◆ **PROBLEM STATEMENT**
Every line that contains the word "color" should be copied out.

◆ **Records from a collection**
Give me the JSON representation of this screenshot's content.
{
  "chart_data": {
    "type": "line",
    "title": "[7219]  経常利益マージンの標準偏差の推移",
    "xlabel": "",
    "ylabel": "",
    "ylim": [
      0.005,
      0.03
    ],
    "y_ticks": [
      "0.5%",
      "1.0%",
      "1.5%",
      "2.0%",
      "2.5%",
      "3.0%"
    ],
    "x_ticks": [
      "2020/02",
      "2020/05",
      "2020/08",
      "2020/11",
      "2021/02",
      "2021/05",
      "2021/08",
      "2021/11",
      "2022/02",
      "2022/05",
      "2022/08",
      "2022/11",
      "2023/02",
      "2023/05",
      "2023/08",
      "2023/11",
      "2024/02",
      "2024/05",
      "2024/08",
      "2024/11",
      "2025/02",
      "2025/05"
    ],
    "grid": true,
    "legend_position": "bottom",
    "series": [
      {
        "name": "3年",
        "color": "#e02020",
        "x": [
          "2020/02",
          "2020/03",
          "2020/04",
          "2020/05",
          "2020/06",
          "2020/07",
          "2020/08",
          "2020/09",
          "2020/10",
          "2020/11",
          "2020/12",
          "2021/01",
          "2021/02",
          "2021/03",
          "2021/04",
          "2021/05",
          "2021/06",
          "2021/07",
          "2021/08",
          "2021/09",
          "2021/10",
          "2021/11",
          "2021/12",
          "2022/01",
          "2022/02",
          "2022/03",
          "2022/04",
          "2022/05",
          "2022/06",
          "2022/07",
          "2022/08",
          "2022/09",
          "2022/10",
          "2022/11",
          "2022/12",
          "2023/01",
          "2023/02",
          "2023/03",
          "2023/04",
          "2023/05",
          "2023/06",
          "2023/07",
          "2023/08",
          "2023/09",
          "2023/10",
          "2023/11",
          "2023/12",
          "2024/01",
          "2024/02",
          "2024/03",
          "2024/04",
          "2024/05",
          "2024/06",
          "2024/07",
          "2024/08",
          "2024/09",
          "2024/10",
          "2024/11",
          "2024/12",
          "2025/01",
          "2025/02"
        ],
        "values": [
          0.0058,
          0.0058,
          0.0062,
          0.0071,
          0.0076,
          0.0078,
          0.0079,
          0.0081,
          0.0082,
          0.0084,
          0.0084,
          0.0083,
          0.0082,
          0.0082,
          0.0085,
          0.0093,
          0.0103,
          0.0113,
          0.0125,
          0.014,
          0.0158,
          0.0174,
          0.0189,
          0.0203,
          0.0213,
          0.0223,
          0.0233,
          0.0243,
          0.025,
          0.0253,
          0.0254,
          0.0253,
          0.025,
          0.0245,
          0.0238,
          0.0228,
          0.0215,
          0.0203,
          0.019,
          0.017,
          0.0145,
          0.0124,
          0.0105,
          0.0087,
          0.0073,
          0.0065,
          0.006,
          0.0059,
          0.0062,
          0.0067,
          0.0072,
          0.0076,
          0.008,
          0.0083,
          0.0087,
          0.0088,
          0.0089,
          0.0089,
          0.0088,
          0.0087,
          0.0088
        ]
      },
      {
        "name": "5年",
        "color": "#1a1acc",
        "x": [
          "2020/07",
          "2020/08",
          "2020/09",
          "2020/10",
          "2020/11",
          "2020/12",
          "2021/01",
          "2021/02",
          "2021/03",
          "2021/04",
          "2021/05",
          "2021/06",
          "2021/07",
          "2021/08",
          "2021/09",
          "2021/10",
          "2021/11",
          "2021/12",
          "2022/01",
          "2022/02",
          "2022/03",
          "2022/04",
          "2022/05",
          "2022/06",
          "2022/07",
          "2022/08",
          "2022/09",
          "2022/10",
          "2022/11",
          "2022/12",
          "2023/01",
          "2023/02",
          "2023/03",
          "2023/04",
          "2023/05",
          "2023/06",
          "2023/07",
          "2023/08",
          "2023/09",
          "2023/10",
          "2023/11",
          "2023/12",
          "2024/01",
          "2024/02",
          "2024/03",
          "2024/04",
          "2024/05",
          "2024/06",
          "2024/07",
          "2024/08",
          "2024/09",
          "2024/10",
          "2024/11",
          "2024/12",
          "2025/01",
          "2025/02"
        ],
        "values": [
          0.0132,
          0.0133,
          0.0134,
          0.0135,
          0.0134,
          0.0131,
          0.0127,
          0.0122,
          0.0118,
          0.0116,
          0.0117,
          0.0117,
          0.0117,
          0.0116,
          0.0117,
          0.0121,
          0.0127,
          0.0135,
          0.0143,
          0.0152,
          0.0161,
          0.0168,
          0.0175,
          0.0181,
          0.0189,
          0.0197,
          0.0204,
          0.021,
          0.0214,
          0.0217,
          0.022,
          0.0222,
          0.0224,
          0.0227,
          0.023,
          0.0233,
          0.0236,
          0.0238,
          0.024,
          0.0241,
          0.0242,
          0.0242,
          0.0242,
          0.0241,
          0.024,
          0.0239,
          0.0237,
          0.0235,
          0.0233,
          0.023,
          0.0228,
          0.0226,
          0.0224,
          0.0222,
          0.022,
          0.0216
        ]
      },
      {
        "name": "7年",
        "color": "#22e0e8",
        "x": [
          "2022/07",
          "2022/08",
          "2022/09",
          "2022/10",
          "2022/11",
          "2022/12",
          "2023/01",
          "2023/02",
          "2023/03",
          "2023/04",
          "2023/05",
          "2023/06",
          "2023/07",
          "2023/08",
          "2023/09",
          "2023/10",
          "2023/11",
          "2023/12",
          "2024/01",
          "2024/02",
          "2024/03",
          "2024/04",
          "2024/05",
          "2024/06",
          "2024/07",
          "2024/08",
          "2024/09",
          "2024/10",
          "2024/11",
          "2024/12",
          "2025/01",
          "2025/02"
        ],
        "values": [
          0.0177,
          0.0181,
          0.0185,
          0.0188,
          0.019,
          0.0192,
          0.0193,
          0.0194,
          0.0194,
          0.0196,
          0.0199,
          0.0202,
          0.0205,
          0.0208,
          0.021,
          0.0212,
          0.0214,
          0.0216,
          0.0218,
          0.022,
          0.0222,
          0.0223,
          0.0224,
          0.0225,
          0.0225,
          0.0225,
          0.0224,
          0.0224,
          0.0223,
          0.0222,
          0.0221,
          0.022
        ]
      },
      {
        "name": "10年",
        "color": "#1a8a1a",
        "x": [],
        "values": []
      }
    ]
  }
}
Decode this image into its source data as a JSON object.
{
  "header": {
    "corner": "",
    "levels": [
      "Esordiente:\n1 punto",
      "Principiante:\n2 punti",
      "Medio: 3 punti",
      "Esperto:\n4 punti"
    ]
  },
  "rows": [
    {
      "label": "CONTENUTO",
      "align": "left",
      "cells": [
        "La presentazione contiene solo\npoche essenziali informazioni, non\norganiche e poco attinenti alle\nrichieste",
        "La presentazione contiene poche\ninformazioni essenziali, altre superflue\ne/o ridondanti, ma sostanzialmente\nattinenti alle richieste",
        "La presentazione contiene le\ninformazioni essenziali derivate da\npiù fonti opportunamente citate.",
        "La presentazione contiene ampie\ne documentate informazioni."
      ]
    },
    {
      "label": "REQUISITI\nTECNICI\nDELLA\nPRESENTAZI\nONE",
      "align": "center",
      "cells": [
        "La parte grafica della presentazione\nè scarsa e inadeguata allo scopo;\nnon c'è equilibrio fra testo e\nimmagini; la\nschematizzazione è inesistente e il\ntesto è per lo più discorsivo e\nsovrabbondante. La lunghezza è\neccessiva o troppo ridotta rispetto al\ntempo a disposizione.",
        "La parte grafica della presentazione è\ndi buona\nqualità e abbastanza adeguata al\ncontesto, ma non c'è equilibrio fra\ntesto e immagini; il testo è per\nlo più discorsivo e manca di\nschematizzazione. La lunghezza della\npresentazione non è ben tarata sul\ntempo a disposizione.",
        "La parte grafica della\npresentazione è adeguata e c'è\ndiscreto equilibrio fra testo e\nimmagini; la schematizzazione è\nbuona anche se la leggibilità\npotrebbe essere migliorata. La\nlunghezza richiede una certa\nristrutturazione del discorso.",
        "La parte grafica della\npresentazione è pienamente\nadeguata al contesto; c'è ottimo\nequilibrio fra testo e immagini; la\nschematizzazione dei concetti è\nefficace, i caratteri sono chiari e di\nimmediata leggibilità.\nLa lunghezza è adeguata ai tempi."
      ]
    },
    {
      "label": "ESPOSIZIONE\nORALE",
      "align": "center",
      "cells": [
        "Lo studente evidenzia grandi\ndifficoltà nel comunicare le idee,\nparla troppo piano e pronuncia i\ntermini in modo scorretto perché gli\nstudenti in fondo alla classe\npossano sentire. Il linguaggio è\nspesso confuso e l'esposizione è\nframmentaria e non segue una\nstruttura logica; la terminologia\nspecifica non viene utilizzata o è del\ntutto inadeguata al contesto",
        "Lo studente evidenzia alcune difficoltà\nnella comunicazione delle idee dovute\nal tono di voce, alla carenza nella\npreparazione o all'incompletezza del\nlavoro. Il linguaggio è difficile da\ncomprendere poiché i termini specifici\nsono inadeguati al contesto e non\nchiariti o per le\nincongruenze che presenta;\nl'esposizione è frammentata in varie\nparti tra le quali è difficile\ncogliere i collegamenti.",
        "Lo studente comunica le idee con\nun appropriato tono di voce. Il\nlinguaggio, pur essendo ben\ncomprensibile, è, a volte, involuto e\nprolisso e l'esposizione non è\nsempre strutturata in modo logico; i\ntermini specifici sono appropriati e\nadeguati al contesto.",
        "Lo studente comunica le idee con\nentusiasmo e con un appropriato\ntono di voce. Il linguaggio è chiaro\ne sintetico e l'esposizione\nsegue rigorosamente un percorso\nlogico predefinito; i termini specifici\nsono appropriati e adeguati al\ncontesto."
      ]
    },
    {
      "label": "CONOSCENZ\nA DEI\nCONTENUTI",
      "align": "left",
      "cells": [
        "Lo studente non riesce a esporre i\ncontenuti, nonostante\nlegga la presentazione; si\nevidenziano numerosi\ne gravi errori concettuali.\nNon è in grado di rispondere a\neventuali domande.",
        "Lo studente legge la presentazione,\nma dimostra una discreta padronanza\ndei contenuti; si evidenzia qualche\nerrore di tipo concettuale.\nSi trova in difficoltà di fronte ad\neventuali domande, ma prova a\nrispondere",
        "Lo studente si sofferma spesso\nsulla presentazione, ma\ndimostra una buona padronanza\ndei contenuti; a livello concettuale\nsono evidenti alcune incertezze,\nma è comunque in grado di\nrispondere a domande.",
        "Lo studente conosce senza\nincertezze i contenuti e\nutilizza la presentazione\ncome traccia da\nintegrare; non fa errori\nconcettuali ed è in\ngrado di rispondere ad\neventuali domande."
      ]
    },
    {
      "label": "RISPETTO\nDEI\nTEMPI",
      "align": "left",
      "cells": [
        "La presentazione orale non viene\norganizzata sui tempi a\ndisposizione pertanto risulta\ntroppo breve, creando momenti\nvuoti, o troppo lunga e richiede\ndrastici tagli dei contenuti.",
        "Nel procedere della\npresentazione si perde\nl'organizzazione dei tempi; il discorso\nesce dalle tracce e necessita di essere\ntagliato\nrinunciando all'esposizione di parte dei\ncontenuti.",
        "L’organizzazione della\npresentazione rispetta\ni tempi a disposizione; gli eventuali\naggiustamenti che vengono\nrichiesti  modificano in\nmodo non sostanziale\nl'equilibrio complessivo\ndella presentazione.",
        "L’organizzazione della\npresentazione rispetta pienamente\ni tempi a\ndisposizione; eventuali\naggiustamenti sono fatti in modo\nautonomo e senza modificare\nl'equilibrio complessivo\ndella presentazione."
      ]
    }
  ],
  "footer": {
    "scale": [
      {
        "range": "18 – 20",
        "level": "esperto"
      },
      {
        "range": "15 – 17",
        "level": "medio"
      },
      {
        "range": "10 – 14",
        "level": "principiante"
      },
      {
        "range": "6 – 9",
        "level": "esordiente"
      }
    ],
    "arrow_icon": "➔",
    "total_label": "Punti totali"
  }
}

◆ **REPLY**
        "color": "#e02020",
        "color": "#1a1acc",
        "color": "#22e0e8",
        "color": "#1a8a1a",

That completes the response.